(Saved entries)
====================
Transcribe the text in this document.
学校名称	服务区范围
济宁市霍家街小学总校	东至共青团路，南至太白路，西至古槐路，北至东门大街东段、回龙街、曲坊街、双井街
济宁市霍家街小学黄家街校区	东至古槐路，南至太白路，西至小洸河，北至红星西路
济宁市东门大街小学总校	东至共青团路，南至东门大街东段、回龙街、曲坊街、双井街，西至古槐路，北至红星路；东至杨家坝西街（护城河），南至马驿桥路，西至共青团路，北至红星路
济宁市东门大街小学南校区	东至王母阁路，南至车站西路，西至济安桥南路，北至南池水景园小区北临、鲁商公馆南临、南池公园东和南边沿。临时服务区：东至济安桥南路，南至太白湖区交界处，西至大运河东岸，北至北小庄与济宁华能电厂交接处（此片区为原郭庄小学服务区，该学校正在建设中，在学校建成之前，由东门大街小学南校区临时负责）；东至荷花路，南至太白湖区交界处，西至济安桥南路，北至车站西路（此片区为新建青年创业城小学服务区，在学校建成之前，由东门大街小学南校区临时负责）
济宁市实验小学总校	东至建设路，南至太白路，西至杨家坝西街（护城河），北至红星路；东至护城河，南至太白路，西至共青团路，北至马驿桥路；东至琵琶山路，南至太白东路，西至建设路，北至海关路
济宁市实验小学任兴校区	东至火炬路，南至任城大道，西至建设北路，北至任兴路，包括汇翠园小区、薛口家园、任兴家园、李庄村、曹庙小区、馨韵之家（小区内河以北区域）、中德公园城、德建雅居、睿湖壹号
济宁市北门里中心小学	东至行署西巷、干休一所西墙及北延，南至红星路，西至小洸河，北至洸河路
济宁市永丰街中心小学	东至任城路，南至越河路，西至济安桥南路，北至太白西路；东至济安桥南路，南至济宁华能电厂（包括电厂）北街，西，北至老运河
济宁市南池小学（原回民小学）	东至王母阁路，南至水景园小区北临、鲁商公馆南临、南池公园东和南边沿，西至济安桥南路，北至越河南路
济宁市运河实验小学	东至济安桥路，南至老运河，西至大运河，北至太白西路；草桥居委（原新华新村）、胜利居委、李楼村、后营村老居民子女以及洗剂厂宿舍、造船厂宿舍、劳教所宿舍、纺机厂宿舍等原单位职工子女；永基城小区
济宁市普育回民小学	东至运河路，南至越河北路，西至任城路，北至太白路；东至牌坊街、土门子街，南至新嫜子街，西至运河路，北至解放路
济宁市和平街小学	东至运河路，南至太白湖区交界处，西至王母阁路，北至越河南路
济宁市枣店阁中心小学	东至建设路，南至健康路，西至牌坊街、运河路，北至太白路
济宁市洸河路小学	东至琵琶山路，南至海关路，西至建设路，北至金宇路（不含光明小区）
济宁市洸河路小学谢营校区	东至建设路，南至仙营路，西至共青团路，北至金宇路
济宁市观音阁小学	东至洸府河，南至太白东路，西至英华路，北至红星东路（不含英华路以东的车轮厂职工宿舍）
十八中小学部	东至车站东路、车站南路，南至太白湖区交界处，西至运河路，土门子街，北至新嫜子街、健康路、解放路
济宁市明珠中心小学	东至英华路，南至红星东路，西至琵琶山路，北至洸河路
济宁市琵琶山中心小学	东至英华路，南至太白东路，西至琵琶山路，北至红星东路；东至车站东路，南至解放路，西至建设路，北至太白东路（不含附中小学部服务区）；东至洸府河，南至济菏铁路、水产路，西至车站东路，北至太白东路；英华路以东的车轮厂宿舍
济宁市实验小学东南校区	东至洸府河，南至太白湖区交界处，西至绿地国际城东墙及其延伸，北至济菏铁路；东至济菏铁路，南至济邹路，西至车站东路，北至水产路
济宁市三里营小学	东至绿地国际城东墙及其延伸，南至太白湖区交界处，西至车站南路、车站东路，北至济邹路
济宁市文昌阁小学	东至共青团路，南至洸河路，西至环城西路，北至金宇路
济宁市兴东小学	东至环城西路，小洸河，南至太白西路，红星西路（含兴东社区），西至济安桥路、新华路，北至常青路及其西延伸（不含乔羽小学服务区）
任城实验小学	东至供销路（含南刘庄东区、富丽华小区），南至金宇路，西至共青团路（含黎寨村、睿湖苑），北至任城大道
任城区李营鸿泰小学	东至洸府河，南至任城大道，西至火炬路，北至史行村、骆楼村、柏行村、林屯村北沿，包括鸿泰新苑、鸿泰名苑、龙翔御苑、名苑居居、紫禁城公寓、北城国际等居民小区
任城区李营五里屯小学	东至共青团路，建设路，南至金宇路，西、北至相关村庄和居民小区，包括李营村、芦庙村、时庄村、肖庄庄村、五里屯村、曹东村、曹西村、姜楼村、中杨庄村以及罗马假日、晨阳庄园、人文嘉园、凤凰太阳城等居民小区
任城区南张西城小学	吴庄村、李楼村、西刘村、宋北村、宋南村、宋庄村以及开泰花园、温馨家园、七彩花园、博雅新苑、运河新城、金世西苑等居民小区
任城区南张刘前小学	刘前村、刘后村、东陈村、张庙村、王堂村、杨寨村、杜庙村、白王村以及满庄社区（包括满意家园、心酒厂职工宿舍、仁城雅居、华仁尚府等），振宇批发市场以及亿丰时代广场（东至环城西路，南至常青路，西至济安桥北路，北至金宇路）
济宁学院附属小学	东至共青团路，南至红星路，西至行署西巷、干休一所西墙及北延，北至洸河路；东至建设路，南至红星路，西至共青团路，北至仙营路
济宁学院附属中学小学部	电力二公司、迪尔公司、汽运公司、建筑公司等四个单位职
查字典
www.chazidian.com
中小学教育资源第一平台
====================
Search the data for the string "北至太白西路". List each line that has it.

■ Response:
济宁市永丰街中心小学	东至任城路，南至越河路，西至济安桥南路，北至太白西路；东至济安桥南路，南至济宁华能电厂（包括电厂）北街，西，北至老运河
济宁市运河实验小学	东至济安桥路，南至老运河，西至大运河，北至太白西路；草桥居委（原新华新村）、胜利居委、李楼村、后营村老居民子女以及洗剂厂宿舍、造船厂宿舍、劳教所宿舍、纺机厂宿舍等原单位职工子女；永基城小区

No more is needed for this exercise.